» **The input**:
◇ ◇ ◇ ◇ ◇

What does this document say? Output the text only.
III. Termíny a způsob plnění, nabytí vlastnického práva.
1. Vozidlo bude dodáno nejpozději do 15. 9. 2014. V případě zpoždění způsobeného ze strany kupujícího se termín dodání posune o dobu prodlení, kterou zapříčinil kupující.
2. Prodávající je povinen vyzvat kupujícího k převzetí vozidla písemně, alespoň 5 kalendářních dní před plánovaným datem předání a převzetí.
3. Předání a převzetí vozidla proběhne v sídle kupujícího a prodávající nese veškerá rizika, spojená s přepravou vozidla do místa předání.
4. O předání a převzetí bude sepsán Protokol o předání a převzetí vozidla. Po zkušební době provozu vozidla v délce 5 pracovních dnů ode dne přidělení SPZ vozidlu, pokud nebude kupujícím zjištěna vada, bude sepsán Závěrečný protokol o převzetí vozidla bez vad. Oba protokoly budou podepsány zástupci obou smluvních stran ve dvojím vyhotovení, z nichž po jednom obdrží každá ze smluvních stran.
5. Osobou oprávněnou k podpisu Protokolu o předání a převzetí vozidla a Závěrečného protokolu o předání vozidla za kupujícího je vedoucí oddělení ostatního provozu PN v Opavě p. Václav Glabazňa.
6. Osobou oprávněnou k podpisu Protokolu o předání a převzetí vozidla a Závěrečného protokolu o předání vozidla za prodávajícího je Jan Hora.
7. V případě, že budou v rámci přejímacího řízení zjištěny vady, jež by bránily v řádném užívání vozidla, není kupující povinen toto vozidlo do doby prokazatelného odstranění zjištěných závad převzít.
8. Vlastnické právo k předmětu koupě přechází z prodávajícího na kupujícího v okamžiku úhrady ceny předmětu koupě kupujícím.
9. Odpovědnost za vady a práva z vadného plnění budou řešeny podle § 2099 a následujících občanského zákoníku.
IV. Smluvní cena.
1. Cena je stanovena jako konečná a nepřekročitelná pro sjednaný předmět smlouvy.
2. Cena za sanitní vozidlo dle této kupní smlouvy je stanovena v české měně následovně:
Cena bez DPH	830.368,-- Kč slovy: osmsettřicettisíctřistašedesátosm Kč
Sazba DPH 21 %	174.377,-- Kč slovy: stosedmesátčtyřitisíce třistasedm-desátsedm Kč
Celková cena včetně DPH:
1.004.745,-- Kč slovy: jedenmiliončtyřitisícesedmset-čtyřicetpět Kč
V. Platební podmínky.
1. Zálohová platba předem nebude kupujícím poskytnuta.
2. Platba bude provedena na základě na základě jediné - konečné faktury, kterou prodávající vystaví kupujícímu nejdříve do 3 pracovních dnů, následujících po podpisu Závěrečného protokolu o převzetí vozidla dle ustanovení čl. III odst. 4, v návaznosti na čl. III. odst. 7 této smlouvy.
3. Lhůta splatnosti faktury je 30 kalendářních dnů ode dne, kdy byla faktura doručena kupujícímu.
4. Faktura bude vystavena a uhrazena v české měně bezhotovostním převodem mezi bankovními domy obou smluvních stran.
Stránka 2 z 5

◇ ◇ ◇ ◇ ◇

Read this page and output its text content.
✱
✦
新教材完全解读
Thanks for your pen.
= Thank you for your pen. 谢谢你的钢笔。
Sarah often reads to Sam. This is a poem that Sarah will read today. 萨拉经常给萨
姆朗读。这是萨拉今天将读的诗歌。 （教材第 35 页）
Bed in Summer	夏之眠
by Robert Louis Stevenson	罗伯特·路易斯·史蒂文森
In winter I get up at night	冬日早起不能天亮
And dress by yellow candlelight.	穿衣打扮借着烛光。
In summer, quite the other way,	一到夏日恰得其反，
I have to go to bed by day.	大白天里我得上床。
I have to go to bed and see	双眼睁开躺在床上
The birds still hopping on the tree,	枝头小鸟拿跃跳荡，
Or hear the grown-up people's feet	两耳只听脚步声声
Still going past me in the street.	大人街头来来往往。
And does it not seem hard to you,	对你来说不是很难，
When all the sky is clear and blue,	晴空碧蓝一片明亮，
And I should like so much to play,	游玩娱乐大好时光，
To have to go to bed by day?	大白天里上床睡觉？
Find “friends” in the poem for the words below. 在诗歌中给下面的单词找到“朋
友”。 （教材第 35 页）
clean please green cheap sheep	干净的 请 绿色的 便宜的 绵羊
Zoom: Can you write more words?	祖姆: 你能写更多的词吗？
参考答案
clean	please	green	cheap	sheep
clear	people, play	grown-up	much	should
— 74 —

◇ ◇ ◇ ◇ ◇

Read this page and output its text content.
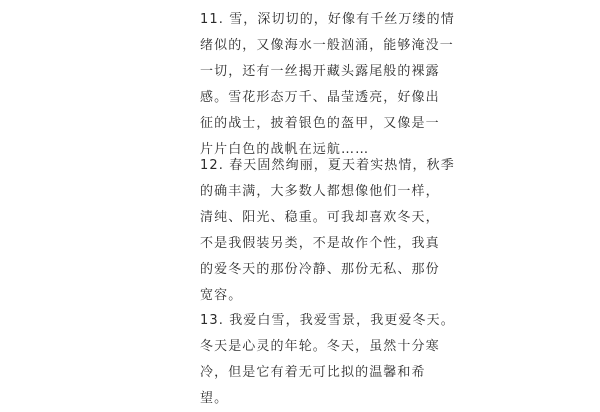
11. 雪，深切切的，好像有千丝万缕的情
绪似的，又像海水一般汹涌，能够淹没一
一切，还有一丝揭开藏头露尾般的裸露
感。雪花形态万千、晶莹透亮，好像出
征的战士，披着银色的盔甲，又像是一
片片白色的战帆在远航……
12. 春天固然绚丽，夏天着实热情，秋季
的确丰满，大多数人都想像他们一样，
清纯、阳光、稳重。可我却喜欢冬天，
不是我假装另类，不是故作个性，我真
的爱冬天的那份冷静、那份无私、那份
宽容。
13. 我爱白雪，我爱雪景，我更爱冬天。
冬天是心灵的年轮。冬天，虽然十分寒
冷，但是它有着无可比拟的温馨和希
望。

◇ ◇ ◇ ◇ ◇

» **Work to be completed**: Show every line from the entries above in which the word "clean" appears.

» **Solved exercise**:
clean please green cheap sheep	干净的 请 绿色的 便宜的 绵羊
clean	please	green	cheap	sheep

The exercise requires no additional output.